**Exercise aim**.
In the material below, identify each line bearing the word "object". Reproduce those lines.

**Record list**.
══════════
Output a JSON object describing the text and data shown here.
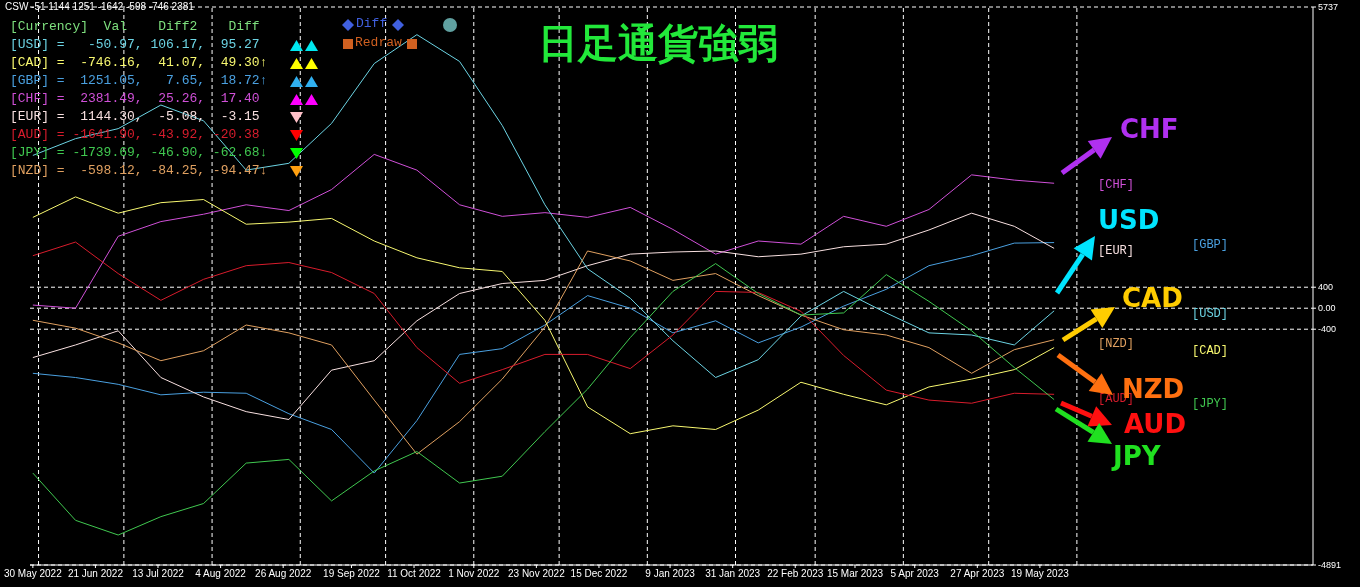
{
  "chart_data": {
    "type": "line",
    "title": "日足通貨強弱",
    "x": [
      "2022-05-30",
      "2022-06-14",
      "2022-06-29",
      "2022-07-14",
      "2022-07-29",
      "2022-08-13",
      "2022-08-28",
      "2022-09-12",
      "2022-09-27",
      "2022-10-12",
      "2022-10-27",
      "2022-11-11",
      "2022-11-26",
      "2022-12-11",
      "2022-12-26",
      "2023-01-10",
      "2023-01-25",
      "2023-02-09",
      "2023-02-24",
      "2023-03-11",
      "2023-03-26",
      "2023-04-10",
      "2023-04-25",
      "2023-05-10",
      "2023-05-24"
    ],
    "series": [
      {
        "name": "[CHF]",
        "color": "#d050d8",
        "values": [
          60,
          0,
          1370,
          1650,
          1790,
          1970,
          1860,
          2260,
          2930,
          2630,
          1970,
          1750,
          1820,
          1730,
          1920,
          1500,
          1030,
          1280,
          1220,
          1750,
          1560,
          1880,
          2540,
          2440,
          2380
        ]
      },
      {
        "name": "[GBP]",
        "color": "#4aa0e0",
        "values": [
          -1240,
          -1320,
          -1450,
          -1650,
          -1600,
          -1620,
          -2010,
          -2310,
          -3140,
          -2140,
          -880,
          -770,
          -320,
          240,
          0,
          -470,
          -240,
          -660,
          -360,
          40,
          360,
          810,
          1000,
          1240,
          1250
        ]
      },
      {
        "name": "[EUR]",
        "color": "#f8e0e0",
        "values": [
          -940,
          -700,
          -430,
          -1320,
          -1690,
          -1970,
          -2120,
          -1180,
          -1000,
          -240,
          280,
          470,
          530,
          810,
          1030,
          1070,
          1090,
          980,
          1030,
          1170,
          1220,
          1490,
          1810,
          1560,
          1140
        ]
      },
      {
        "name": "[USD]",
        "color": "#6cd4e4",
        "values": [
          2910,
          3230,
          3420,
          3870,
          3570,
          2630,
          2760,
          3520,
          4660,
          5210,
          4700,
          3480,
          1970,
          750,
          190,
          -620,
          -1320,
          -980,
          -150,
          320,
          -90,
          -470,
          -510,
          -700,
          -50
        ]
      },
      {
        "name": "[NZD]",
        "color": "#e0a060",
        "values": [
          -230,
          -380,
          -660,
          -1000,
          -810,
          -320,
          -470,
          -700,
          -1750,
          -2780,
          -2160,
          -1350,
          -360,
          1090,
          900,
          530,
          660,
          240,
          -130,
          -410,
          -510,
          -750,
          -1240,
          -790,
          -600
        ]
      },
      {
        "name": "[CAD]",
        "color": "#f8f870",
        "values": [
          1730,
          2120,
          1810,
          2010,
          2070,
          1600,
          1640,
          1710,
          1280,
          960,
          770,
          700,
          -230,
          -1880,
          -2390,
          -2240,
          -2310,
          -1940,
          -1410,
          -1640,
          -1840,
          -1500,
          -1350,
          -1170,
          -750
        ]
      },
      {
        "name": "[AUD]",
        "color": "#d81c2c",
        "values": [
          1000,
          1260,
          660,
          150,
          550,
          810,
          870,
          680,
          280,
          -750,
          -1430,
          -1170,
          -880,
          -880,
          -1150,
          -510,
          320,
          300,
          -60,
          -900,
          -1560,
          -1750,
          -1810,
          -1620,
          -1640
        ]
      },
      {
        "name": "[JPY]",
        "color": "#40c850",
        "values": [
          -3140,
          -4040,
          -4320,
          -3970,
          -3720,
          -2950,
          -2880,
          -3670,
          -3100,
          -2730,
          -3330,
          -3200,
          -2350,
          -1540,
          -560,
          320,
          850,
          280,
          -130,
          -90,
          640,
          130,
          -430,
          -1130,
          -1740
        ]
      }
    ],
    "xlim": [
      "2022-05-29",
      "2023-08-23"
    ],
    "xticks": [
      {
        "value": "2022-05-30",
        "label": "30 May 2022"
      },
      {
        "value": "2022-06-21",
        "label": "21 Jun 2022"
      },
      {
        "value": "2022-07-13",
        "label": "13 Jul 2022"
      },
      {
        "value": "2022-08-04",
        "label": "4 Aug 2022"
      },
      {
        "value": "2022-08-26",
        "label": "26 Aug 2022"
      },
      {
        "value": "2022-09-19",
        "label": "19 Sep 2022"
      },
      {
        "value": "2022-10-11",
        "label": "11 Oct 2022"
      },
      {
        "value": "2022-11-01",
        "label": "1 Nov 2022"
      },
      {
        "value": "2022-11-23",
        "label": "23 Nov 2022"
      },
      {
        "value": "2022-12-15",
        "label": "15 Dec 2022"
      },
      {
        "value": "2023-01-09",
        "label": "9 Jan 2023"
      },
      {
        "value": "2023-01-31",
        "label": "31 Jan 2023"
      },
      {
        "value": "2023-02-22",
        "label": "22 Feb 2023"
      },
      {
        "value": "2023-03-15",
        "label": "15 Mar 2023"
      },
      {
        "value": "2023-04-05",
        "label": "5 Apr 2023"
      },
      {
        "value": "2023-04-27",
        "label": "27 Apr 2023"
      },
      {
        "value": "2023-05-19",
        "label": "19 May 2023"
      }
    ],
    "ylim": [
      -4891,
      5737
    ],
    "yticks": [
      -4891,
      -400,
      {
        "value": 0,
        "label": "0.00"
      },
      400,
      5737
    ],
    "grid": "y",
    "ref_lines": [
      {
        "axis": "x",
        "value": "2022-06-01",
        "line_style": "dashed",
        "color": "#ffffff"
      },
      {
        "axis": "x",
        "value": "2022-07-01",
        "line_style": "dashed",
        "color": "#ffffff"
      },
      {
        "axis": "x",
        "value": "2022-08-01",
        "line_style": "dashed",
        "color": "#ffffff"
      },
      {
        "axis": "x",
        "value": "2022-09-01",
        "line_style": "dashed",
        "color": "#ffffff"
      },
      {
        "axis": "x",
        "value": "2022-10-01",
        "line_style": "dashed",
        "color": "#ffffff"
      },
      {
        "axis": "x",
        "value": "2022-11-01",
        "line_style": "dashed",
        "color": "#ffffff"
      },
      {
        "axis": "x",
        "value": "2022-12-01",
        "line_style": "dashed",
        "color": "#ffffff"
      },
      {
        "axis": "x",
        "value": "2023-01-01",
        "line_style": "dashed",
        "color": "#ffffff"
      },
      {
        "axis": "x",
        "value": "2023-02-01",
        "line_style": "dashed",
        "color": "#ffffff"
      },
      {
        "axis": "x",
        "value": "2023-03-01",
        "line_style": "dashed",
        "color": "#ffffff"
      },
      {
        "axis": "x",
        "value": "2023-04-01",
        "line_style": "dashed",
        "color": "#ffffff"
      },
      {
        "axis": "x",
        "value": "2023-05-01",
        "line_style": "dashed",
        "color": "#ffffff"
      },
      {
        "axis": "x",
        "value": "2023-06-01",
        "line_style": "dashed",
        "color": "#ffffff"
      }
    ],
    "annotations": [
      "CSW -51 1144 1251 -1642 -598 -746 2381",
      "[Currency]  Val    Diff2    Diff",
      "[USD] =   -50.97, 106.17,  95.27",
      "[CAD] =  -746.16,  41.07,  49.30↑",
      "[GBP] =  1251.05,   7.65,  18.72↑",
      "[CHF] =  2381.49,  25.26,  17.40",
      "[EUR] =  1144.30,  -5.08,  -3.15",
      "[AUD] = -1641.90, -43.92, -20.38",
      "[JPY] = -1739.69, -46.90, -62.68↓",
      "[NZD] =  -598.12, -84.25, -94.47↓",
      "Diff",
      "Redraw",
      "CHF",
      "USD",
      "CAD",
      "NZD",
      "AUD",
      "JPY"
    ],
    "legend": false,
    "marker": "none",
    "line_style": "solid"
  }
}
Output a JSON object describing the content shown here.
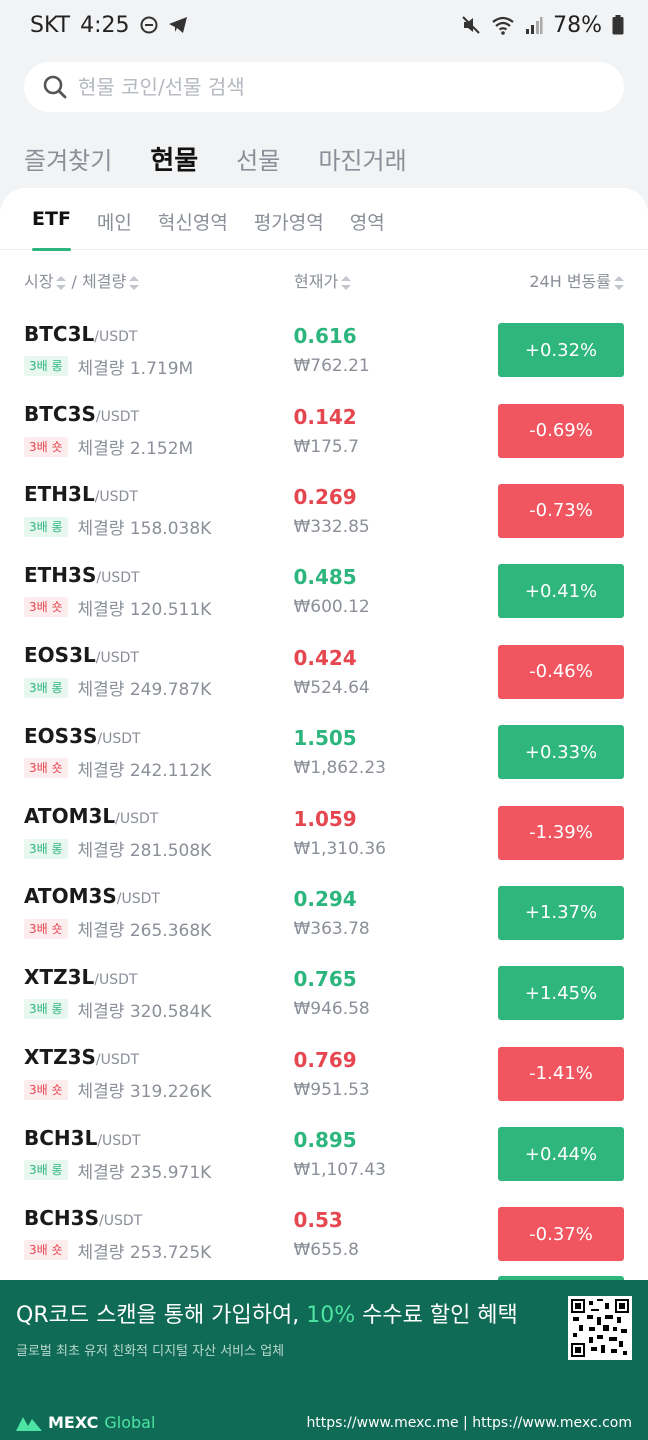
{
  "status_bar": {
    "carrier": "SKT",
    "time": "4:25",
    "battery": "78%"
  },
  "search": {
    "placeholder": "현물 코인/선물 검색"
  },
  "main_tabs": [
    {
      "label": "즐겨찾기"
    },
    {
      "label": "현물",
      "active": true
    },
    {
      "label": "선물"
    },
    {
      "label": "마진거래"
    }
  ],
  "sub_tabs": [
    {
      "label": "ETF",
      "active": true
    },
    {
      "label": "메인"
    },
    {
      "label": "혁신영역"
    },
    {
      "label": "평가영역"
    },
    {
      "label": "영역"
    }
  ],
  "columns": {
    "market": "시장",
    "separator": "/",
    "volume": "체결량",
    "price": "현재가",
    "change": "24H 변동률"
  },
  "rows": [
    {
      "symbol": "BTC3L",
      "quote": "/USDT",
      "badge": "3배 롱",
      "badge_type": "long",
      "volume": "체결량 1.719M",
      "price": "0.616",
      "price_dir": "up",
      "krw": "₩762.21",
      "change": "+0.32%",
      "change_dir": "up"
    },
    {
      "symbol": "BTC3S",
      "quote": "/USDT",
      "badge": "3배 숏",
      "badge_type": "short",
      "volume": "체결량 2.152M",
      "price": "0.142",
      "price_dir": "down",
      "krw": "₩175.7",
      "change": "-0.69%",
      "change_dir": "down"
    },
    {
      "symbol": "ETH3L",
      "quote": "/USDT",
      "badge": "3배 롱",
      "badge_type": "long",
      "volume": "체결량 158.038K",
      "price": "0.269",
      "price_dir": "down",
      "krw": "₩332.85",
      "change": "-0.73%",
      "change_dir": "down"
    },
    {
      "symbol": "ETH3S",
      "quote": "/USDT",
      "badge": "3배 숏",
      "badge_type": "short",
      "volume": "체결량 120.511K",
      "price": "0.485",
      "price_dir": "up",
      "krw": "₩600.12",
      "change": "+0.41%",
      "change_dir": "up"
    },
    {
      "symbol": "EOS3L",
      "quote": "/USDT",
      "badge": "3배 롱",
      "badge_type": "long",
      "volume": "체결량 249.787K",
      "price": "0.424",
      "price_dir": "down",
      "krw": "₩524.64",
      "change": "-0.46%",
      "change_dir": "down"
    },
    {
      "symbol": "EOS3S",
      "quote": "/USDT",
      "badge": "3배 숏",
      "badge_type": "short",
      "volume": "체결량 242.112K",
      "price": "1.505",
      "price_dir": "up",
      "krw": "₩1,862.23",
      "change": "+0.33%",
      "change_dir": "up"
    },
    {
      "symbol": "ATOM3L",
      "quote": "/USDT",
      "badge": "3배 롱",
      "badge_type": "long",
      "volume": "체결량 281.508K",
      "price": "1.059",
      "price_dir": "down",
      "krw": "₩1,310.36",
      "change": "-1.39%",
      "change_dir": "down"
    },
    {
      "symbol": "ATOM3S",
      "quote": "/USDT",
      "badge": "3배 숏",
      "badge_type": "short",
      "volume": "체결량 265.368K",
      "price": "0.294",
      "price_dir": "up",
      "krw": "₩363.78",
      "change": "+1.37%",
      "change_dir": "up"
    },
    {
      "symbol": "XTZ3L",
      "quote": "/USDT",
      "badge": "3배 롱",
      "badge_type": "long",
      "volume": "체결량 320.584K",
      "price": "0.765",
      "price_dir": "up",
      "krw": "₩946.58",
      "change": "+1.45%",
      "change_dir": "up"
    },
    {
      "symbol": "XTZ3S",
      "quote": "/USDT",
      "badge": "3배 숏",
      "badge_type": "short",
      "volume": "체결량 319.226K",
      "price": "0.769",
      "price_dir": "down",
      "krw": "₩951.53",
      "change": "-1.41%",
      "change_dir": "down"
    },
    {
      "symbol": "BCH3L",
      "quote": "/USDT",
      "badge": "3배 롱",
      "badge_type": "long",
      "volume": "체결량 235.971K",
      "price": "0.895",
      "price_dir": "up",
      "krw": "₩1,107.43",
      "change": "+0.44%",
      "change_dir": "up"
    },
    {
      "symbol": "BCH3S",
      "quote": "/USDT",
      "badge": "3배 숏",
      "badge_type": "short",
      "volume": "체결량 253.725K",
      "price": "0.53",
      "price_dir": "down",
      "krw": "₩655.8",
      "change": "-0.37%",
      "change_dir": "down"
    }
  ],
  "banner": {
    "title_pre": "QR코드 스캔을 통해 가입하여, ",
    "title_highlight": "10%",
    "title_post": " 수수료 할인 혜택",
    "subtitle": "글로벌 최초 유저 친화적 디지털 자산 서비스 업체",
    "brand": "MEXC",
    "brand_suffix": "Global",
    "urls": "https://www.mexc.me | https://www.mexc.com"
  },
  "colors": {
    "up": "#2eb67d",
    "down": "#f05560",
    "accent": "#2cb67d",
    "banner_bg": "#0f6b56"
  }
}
══════════
**Written reply**.
Output a JSON object describing the text and data shown here.
Output a JSON object describing the content shown here.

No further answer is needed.